Show every line in the entries below where the word "Anomalies" appears.
-=-=-=-=-
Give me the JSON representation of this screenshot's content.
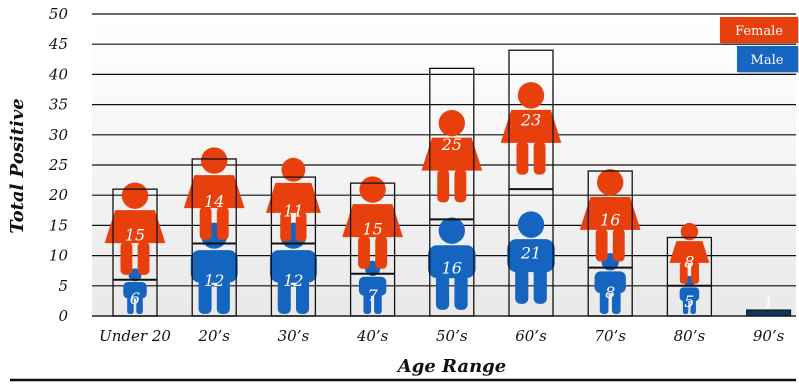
{
  "chart_data": {
    "type": "bar",
    "stacked": true,
    "categories": [
      "Under 20",
      "20’s",
      "30’s",
      "40’s",
      "50’s",
      "60’s",
      "70’s",
      "80’s",
      "90’s"
    ],
    "series": [
      {
        "name": "Male",
        "values": [
          6,
          12,
          12,
          7,
          16,
          21,
          8,
          5,
          1
        ],
        "color": "#1565c0"
      },
      {
        "name": "Female",
        "values": [
          15,
          14,
          11,
          15,
          25,
          23,
          16,
          8,
          0
        ],
        "color": "#e8400c"
      }
    ],
    "xlabel": "Age Range",
    "ylabel": "Total Positive",
    "ylim": [
      0,
      50
    ],
    "yticks": [
      0,
      5,
      10,
      15,
      20,
      25,
      30,
      35,
      40,
      45,
      50
    ],
    "grid": true,
    "legend_position": "top-right",
    "icon": "person-pictogram"
  }
}
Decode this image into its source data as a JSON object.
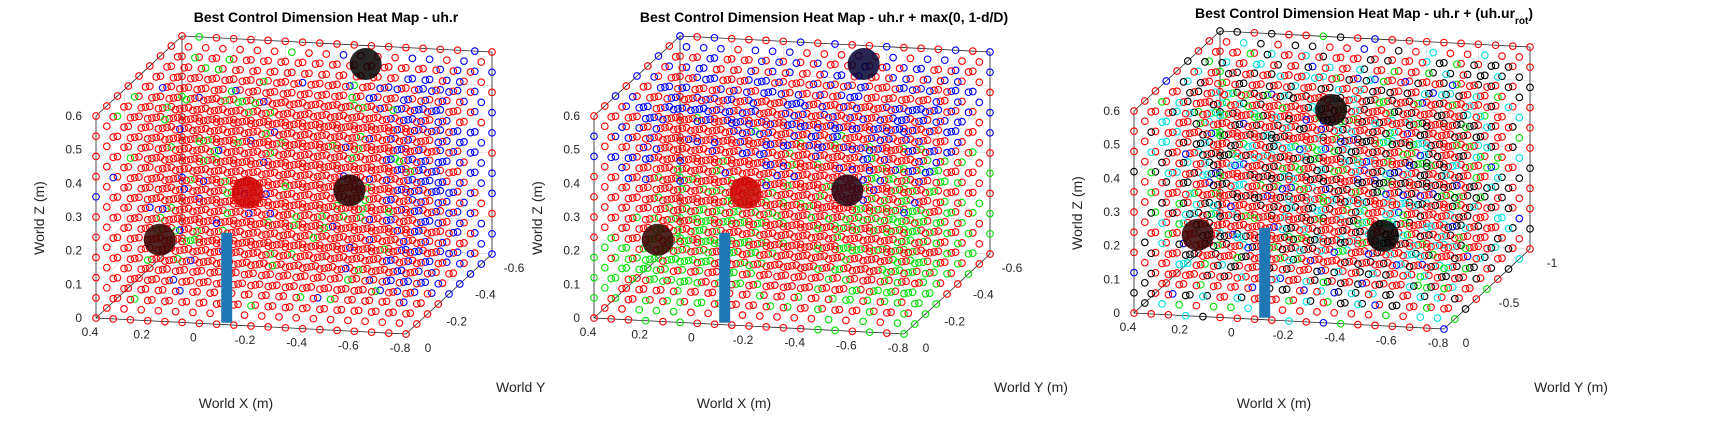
{
  "figure": {
    "legend": "none",
    "grid": true,
    "marker": "open-circle",
    "marker_colors": {
      "red": "#ff0000",
      "blue": "#0000ff",
      "green": "#00e000",
      "black": "#000000",
      "cyan": "#00e0e0"
    },
    "sphere_color": "#000000",
    "obstacle_sphere_color": "#ff0000",
    "pole_color": "#1f77b4"
  },
  "chart_data": [
    {
      "type": "scatter",
      "title": "Best Control Dimension Heat Map - uh.r",
      "title_sub": "",
      "title_suffix": "",
      "xlabel": "World X (m)",
      "ylabel": "World Y",
      "zlabel": "World Z (m)",
      "xlim": [
        -0.8,
        0.5
      ],
      "ylim": [
        -0.6,
        0
      ],
      "zlim": [
        0,
        0.6
      ],
      "xticks": [
        "0.4",
        "0.2",
        "0",
        "-0.2",
        "-0.4",
        "-0.6",
        "-0.8"
      ],
      "yticks": [
        "0",
        "-0.2",
        "-0.4",
        "-0.6"
      ],
      "zticks": [
        "0",
        "0.1",
        "0.2",
        "0.3",
        "0.4",
        "0.5",
        "0.6"
      ],
      "point_categories": [
        "red",
        "blue",
        "green"
      ],
      "dominant": "red"
    },
    {
      "type": "scatter",
      "title": "Best Control Dimension Heat Map - uh.r + max(0, 1-d/D)",
      "title_sub": "",
      "title_suffix": "",
      "xlabel": "World X (m)",
      "ylabel": "World Y (m)",
      "zlabel": "World Z (m)",
      "xlim": [
        -0.8,
        0.5
      ],
      "ylim": [
        -0.6,
        0
      ],
      "zlim": [
        0,
        0.6
      ],
      "xticks": [
        "0.4",
        "0.2",
        "0",
        "-0.2",
        "-0.4",
        "-0.6",
        "-0.8"
      ],
      "yticks": [
        "0",
        "-0.2",
        "-0.4",
        "-0.6"
      ],
      "zticks": [
        "0",
        "0.1",
        "0.2",
        "0.3",
        "0.4",
        "0.5",
        "0.6"
      ],
      "point_categories": [
        "red",
        "blue",
        "green"
      ],
      "dominant": "red"
    },
    {
      "type": "scatter",
      "title": "Best Control Dimension Heat Map - uh.r + (uh.ur",
      "title_sub": "rot",
      "title_suffix": ")",
      "xlabel": "World X (m)",
      "ylabel": "World Y (m)",
      "zlabel": "World Z (m)",
      "xlim": [
        -0.8,
        0.5
      ],
      "ylim": [
        -1,
        0
      ],
      "zlim": [
        0,
        0.6
      ],
      "xticks": [
        "0.4",
        "0.2",
        "0",
        "-0.2",
        "-0.4",
        "-0.6",
        "-0.8"
      ],
      "yticks": [
        "0",
        "-0.5",
        "-1"
      ],
      "zticks": [
        "0",
        "0.1",
        "0.2",
        "0.3",
        "0.4",
        "0.5",
        "0.6"
      ],
      "point_categories": [
        "red",
        "black",
        "cyan",
        "green",
        "blue"
      ],
      "dominant": "red"
    }
  ]
}
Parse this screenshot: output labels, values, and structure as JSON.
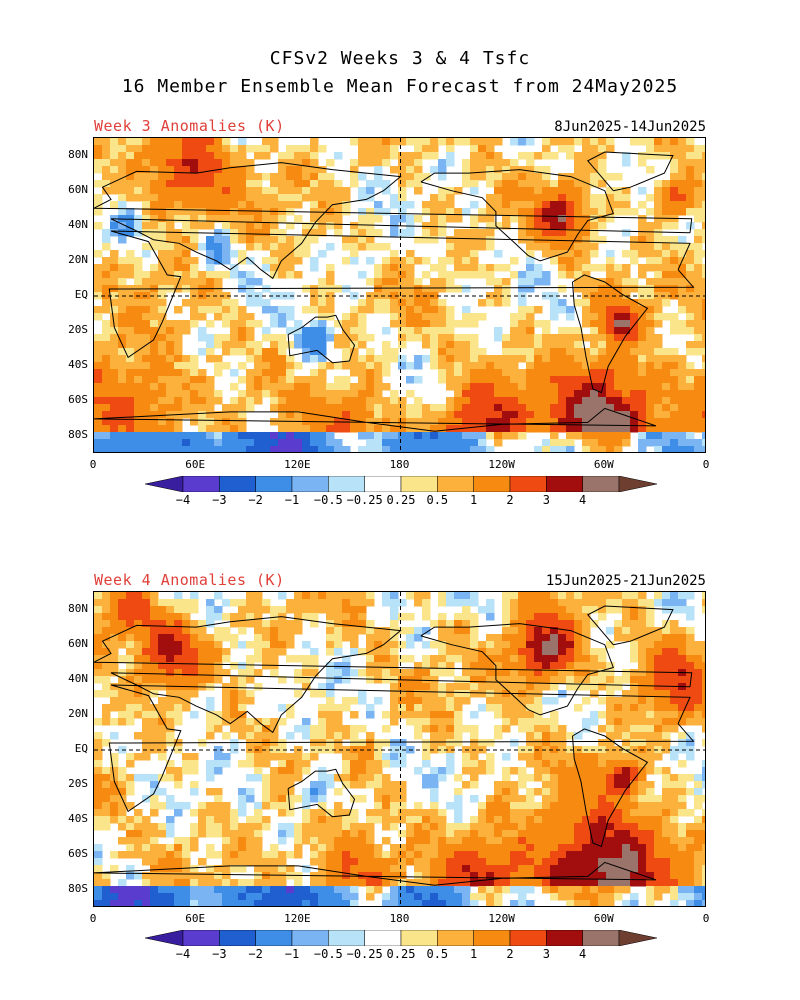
{
  "title_line1": "CFSv2 Weeks 3 & 4 Tsfc",
  "title_line2": "16 Member Ensemble Mean Forecast from 24May2025",
  "panels": [
    {
      "label": "Week 3 Anomalies (K)",
      "dates": "8Jun2025-14Jun2025"
    },
    {
      "label": "Week 4 Anomalies (K)",
      "dates": "15Jun2025-21Jun2025"
    }
  ],
  "lat_labels": [
    "80N",
    "60N",
    "40N",
    "20N",
    "EQ",
    "20S",
    "40S",
    "60S",
    "80S"
  ],
  "lon_labels": [
    "0",
    "60E",
    "120E",
    "180",
    "120W",
    "60W",
    "0"
  ],
  "colorbar": {
    "labels": [
      "-4",
      "-3",
      "-2",
      "-1",
      "-0.5",
      "-0.25",
      "0.25",
      "0.5",
      "1",
      "2",
      "3",
      "4"
    ],
    "colors": [
      "#3a1ea0",
      "#5a3ccf",
      "#1f5fd0",
      "#3e8ee8",
      "#7ab4f2",
      "#b8e2f8",
      "#ffffff",
      "#fbe58a",
      "#fbb13c",
      "#f78a10",
      "#ef4a12",
      "#a20e0e",
      "#9a746a",
      "#6e3f30"
    ]
  },
  "chart_data": {
    "type": "heatmap",
    "variable": "Tsfc anomaly",
    "unit": "K",
    "legend_levels": [
      -4,
      -3,
      -2,
      -1,
      -0.5,
      -0.25,
      0.25,
      0.5,
      1,
      2,
      3,
      4
    ]
  }
}
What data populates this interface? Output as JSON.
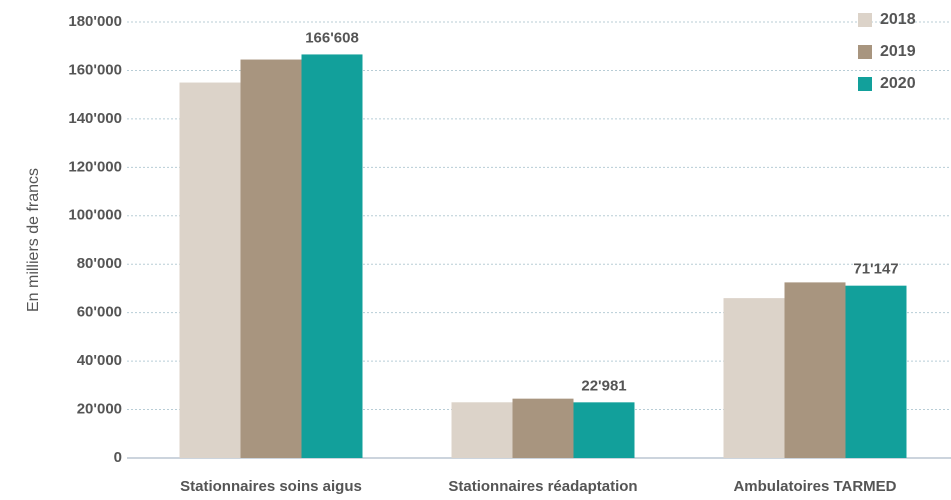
{
  "chart_data": {
    "type": "bar",
    "y_axis_label": "En milliers de francs",
    "categories": [
      "Stationnaires soins aigus",
      "Stationnaires réadaptation",
      "Ambulatoires TARMED"
    ],
    "series": [
      {
        "name": "2018",
        "color": "#dcd3c9",
        "values": [
          155000,
          23000,
          66000
        ]
      },
      {
        "name": "2019",
        "color": "#a8957f",
        "values": [
          164500,
          24500,
          72500
        ]
      },
      {
        "name": "2020",
        "color": "#12a09b",
        "values": [
          166608,
          22981,
          71147
        ],
        "value_labels": [
          "166'608",
          "22'981",
          "71'147"
        ]
      }
    ],
    "ylim": [
      0,
      180000
    ],
    "yticks": [
      0,
      {
        "value": 20000,
        "label": "20'000"
      },
      {
        "value": 40000,
        "label": "40'000"
      },
      {
        "value": 60000,
        "label": "60'000"
      },
      {
        "value": 80000,
        "label": "80'000"
      },
      {
        "value": 100000,
        "label": "100'000"
      },
      {
        "value": 120000,
        "label": "120'000"
      },
      {
        "value": 140000,
        "label": "140'000"
      },
      {
        "value": 160000,
        "label": "160'000"
      },
      {
        "value": 180000,
        "label": "180'000"
      }
    ],
    "grid": true,
    "legend": "top-right"
  }
}
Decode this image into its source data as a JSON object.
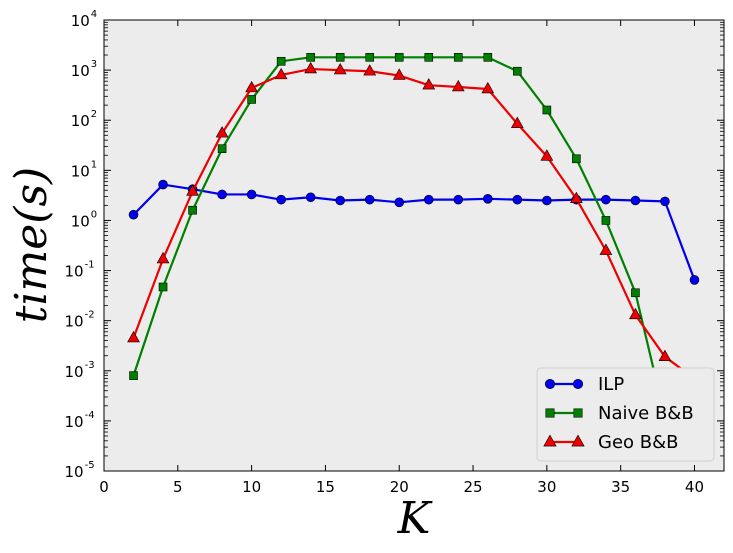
{
  "chart_data": {
    "type": "line",
    "xlabel": "K",
    "ylabel": "time(s)",
    "xlim": [
      0,
      42
    ],
    "ylim": [
      1e-05,
      10000.0
    ],
    "yscale": "log",
    "x_ticks": [
      0,
      5,
      10,
      15,
      20,
      25,
      30,
      35,
      40
    ],
    "y_ticks": [
      {
        "base": "10",
        "exp": "-5",
        "value": 1e-05
      },
      {
        "base": "10",
        "exp": "-4",
        "value": 0.0001
      },
      {
        "base": "10",
        "exp": "-3",
        "value": 0.001
      },
      {
        "base": "10",
        "exp": "-2",
        "value": 0.01
      },
      {
        "base": "10",
        "exp": "-1",
        "value": 0.1
      },
      {
        "base": "10",
        "exp": "0",
        "value": 1
      },
      {
        "base": "10",
        "exp": "1",
        "value": 10
      },
      {
        "base": "10",
        "exp": "2",
        "value": 100
      },
      {
        "base": "10",
        "exp": "3",
        "value": 1000
      },
      {
        "base": "10",
        "exp": "4",
        "value": 10000
      }
    ],
    "grid": false,
    "background": "#ececec",
    "legend_position": "lower right",
    "series": [
      {
        "name": "ILP",
        "color": "#0000ee",
        "marker": "circle",
        "x": [
          2,
          4,
          6,
          8,
          10,
          12,
          14,
          16,
          18,
          20,
          22,
          24,
          26,
          28,
          30,
          32,
          34,
          36,
          38,
          40
        ],
        "y": [
          1.3,
          5.2,
          4.2,
          3.3,
          3.3,
          2.6,
          2.9,
          2.5,
          2.6,
          2.3,
          2.6,
          2.6,
          2.7,
          2.6,
          2.5,
          2.6,
          2.6,
          2.5,
          2.4,
          0.065
        ]
      },
      {
        "name": "Naive B&B",
        "color": "#008000",
        "marker": "square",
        "x": [
          2,
          4,
          6,
          8,
          10,
          12,
          14,
          16,
          18,
          20,
          22,
          24,
          26,
          28,
          30,
          32,
          34,
          36,
          38
        ],
        "y": [
          0.0008,
          0.047,
          1.6,
          27,
          260,
          1500,
          1800,
          1800,
          1800,
          1800,
          1800,
          1800,
          1800,
          950,
          160,
          17,
          1.0,
          0.036,
          0.00012
        ]
      },
      {
        "name": "Geo B&B",
        "color": "#ee0000",
        "marker": "triangle",
        "x": [
          2,
          4,
          6,
          8,
          10,
          12,
          14,
          16,
          18,
          20,
          22,
          24,
          26,
          28,
          30,
          32,
          34,
          36,
          38,
          40
        ],
        "y": [
          0.0045,
          0.17,
          3.8,
          55,
          440,
          800,
          1050,
          1000,
          950,
          780,
          500,
          460,
          420,
          85,
          19,
          2.7,
          0.25,
          0.013,
          0.0019,
          0.0007
        ]
      }
    ]
  }
}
-=-=-=-=-
Task result.
      "label": "Week 3 Anomalies (K)",
      "label": "Week 4 Anomalies (K)",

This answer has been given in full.